**Document segment:**
Segment Open

Some choose to "get off the grid", but many more Americans find themselves pushed off - whether because of financial pressures, a need or a deep desire to disappear for a period of time, or myriad other compelling reasons. John Casper is serious about teaching the listener how storage units can meet the needs of the housing-insecure, the adventurous, and anyone else willing to challenge social norms (and sometimes the law) in search of a place to call home.
Hundreds of homeless human beings die each year in the United States from hypothermia alone. This book aims to help people find alternative means of shelter, so they can not only get back on their feet, but also to help prevent them from dying out on the street. This doesn't necessarily mean living in a storage unit. These ideas can be adapted to live in other places you don't belong.

Segment Closed

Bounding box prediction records

Segment Open

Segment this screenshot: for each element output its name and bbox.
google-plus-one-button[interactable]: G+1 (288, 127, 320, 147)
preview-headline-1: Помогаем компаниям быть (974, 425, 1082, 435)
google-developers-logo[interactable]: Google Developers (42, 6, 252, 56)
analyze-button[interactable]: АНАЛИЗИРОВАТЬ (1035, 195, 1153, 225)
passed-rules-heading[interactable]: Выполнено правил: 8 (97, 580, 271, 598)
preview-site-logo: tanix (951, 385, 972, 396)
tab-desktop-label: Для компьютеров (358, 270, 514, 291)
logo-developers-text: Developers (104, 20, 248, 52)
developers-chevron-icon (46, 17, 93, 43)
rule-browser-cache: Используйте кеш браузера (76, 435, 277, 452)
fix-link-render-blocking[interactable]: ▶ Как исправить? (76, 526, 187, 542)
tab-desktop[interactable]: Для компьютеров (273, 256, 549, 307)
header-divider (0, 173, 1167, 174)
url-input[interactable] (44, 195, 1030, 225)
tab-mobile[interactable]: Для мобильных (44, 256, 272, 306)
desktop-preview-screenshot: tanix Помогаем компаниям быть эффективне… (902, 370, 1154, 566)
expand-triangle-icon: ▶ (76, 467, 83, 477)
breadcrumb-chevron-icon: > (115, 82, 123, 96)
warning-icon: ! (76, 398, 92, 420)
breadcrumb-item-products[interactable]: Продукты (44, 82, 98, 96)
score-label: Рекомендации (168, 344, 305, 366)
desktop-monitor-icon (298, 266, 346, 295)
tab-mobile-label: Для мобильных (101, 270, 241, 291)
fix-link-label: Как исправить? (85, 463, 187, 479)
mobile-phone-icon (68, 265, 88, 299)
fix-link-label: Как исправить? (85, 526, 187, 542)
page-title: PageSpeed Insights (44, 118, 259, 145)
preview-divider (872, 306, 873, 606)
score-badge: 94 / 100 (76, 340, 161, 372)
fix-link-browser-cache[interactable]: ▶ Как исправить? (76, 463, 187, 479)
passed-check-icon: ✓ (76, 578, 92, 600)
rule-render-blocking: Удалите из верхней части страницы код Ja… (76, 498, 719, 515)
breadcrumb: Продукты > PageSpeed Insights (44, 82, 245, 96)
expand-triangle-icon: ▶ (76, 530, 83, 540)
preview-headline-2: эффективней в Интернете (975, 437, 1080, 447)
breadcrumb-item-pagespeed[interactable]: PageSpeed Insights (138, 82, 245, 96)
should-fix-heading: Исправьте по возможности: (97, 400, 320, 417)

Segment Closed

**Tasks for this exercise:**
• a. According to the passage on storage-unit living, what cause alone kills hundreds of homeless people in the United States each year?
• b. Extend the passage on storage-unit living, picking up after its final sentence.

**Answers to the problems:**
• a. Hypothermia.

• b.
According to a 2006 report from the National Health Care for the Homeless Council, the life expectancy for a homeless person in the US is 50 years, compared to the standard life expectancy of 78 years. Many homeless people die from preventable causes such as communicable diseases, heart problems, cancer, hypothermia, and hate crimes. In the colder regions of the United States, the risk of death from hypothermia and frostbite is eight times that of the non-homeless. Between the years 1999 - 2005, the National Coalition for the Homeless recorded 472 violent crimes against homeless people by non-homeless people; 169 of which were murders.
One hundred percent of the royalties from this book go toward helping someone who is homeless.